Wherever the word "Tipos" appears in a line, extract that line.

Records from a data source

*****

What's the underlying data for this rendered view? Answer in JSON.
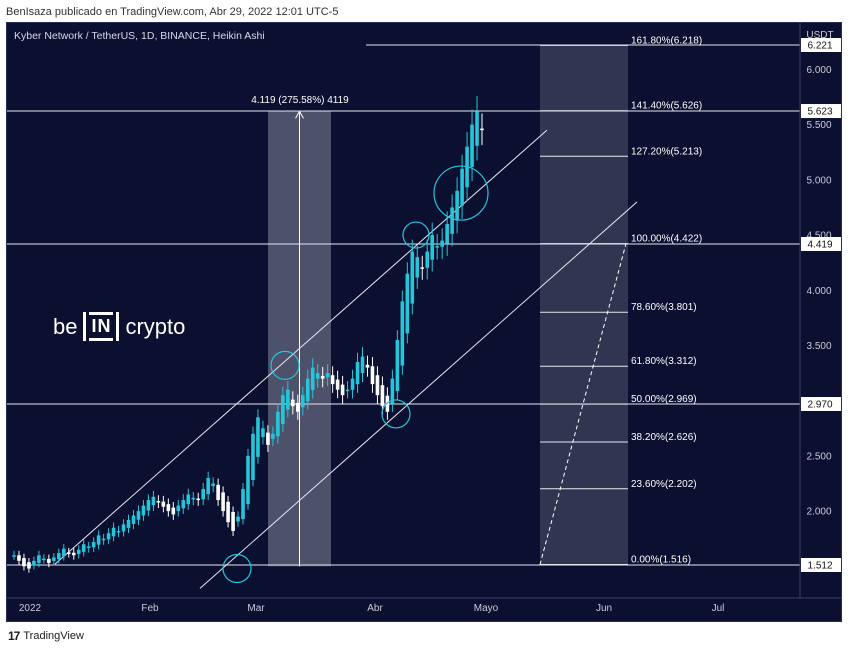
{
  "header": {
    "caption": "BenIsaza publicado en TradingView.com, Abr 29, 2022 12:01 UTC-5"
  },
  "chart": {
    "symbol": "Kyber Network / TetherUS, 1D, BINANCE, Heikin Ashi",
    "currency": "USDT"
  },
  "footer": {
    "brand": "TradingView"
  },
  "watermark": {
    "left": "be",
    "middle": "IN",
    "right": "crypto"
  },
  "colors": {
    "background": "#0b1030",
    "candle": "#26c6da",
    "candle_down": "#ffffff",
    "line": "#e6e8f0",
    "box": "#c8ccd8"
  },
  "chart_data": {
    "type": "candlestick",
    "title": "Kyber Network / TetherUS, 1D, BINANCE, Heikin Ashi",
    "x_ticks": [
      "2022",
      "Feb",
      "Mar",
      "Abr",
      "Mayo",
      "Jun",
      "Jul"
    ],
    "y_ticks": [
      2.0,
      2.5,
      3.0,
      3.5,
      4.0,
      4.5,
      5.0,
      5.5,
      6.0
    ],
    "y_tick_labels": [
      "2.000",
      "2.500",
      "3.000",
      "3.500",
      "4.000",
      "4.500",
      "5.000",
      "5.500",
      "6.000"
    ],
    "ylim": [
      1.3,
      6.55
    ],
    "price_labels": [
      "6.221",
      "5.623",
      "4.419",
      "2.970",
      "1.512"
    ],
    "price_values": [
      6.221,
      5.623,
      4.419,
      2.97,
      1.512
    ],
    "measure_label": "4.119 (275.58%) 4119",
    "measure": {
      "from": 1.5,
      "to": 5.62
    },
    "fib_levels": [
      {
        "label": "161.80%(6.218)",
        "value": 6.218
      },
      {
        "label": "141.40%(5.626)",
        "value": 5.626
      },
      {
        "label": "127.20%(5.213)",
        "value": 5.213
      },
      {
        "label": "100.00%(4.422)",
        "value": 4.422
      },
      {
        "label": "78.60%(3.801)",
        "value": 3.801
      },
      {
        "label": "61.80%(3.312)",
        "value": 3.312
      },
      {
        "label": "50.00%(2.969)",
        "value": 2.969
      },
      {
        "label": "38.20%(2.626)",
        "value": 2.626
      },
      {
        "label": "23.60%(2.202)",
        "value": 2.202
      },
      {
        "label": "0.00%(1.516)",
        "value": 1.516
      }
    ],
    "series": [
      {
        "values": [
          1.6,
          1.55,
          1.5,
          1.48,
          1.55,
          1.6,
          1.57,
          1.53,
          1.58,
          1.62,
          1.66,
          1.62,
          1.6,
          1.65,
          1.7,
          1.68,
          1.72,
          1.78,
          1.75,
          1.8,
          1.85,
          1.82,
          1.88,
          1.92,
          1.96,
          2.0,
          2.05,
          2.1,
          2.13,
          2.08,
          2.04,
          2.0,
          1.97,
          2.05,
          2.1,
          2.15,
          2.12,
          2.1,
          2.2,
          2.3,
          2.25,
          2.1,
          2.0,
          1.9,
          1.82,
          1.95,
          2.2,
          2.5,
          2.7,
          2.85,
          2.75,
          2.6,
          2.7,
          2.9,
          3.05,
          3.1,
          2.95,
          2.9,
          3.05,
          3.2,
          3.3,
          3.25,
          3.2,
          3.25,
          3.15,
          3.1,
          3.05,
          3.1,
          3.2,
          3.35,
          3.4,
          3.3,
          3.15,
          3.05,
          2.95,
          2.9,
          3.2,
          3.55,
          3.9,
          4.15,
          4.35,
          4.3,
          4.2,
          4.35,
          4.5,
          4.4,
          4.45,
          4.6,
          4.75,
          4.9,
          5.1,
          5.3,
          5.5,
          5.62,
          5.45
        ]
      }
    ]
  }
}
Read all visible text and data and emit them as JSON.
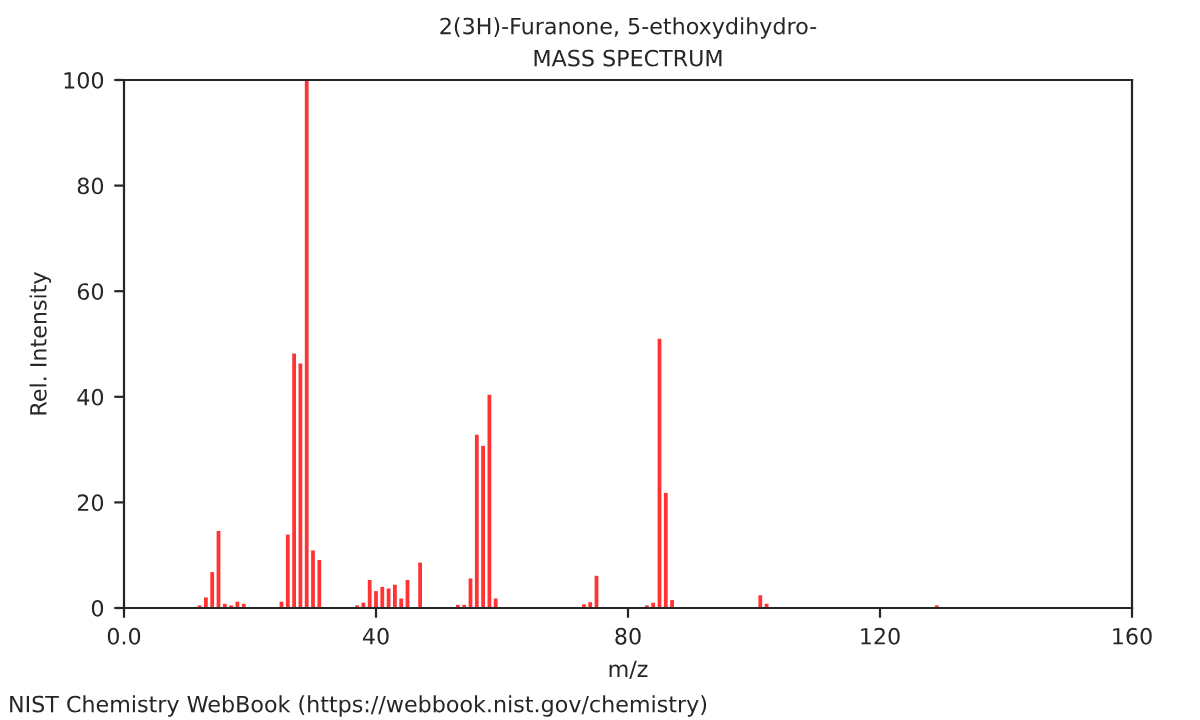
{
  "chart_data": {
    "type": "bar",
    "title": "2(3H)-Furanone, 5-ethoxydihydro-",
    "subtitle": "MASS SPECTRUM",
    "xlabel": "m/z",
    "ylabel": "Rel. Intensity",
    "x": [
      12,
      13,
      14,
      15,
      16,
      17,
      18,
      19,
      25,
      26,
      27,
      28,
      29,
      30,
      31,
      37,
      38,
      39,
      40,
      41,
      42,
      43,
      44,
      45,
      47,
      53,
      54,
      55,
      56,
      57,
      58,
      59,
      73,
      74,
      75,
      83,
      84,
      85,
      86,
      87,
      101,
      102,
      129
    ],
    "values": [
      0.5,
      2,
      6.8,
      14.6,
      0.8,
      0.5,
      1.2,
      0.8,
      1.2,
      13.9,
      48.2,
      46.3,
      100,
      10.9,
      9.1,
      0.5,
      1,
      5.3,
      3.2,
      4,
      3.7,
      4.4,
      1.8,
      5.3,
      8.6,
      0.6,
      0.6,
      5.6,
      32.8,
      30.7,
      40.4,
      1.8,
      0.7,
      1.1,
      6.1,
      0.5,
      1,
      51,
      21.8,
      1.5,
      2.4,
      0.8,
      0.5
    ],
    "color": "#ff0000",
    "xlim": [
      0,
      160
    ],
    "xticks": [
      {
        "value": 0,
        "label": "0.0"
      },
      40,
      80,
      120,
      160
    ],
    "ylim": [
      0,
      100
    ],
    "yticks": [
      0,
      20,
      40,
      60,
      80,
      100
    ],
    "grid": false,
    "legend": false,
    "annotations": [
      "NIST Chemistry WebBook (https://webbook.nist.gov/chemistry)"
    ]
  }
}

*****

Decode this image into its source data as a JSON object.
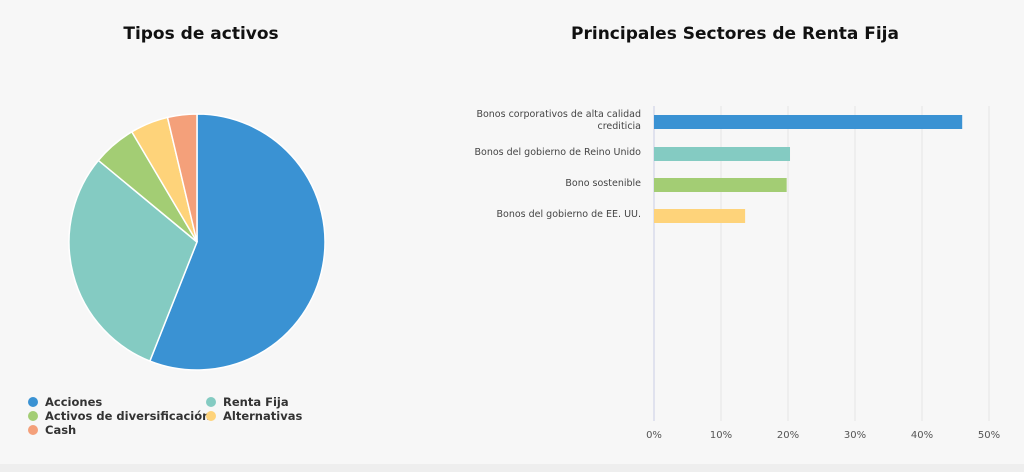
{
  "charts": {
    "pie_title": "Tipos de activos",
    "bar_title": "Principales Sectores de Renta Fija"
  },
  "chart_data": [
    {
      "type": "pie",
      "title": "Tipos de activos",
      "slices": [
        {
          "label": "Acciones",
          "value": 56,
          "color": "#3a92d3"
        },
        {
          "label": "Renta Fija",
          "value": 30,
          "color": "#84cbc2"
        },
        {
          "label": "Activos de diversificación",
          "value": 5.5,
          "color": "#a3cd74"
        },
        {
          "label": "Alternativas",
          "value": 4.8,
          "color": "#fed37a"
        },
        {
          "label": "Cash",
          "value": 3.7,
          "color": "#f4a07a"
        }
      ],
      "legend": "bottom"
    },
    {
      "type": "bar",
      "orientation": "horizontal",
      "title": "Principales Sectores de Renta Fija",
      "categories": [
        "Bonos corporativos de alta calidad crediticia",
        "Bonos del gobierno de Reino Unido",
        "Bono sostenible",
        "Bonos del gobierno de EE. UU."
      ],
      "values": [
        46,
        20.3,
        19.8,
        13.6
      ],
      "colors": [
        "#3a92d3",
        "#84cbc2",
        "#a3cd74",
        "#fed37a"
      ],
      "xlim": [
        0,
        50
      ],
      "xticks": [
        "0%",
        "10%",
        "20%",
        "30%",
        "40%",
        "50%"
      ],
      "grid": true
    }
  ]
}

*****

THE RESPONSE:
    "pie_title": "Tipos de activos",
      "title": "Tipos de activos",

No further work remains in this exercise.